Some lines in the listing below may include the string "Studies". How many are there? Give only the number.

Data records
☆ ☆ ☆ ☆ ☆ ☆ ☆
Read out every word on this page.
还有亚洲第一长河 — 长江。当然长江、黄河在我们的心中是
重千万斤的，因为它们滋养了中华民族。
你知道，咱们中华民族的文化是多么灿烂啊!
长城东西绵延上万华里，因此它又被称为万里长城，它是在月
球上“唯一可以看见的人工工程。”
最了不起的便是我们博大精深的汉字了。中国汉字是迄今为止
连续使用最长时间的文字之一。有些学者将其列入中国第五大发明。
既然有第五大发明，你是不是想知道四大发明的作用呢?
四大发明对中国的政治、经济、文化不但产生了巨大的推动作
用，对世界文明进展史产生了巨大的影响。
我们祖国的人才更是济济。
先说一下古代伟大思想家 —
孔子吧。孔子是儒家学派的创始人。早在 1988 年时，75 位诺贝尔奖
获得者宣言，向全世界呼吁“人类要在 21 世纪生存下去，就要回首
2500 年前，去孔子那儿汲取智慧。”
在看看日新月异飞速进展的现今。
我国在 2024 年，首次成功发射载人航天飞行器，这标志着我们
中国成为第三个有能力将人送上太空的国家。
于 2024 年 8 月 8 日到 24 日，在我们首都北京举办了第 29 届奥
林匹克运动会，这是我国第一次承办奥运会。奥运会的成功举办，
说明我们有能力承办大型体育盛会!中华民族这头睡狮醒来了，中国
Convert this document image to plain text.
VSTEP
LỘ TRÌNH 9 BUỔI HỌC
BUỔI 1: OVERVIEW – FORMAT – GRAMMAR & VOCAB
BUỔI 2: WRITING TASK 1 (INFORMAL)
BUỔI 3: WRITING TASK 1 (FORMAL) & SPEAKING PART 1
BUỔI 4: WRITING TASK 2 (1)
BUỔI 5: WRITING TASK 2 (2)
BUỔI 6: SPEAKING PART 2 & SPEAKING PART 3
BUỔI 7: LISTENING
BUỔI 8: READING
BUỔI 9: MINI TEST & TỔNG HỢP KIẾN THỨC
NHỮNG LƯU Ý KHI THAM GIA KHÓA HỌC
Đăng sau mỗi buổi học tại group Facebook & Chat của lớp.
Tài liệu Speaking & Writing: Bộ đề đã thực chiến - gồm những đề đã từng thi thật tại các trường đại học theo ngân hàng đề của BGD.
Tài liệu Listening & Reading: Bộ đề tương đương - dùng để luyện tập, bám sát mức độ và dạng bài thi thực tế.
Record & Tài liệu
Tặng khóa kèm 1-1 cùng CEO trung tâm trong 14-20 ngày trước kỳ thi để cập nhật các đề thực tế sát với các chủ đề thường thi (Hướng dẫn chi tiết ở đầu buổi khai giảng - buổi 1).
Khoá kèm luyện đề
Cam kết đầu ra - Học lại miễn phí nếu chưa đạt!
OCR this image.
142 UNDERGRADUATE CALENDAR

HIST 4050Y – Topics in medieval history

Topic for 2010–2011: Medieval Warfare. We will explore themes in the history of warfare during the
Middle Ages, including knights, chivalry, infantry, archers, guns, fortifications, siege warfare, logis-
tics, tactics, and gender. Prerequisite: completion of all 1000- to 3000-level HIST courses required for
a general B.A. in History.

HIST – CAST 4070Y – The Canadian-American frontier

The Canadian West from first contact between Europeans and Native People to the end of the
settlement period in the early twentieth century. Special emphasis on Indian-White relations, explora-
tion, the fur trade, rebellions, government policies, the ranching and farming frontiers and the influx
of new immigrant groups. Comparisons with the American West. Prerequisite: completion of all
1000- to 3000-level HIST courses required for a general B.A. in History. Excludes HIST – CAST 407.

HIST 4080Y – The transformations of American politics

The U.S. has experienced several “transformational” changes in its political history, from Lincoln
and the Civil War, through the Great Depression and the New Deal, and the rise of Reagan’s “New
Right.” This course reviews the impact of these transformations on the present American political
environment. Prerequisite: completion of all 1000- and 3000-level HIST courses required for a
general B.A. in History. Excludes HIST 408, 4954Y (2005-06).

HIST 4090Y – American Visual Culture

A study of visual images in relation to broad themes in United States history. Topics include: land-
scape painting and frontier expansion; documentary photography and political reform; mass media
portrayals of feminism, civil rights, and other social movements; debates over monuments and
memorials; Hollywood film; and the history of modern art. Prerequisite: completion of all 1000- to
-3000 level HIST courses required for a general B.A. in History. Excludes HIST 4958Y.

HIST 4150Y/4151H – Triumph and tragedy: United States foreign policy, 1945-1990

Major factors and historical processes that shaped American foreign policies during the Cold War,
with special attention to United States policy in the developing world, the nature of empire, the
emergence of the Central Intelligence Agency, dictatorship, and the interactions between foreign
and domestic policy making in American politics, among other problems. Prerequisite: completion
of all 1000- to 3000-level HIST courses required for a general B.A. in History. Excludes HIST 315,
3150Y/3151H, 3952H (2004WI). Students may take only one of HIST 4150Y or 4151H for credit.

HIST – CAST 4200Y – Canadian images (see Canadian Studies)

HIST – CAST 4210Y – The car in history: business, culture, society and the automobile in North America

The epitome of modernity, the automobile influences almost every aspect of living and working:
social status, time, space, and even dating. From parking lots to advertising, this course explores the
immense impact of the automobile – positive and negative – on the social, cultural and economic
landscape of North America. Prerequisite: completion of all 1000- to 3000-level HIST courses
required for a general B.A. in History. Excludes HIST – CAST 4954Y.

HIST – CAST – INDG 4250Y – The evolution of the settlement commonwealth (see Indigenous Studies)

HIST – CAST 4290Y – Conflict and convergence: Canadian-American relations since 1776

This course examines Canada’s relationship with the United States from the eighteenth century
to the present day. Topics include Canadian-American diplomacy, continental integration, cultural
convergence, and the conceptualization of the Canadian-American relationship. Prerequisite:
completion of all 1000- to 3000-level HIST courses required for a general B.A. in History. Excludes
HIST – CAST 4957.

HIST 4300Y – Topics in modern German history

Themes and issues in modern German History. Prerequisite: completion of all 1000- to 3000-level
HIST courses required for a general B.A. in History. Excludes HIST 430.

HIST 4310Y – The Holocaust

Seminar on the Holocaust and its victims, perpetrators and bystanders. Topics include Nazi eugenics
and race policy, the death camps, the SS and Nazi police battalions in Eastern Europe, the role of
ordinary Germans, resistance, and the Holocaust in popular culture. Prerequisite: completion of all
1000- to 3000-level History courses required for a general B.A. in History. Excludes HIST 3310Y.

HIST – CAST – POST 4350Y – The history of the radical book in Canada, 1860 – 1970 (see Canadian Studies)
☆ ☆ ☆ ☆ ☆ ☆ ☆
Solution
3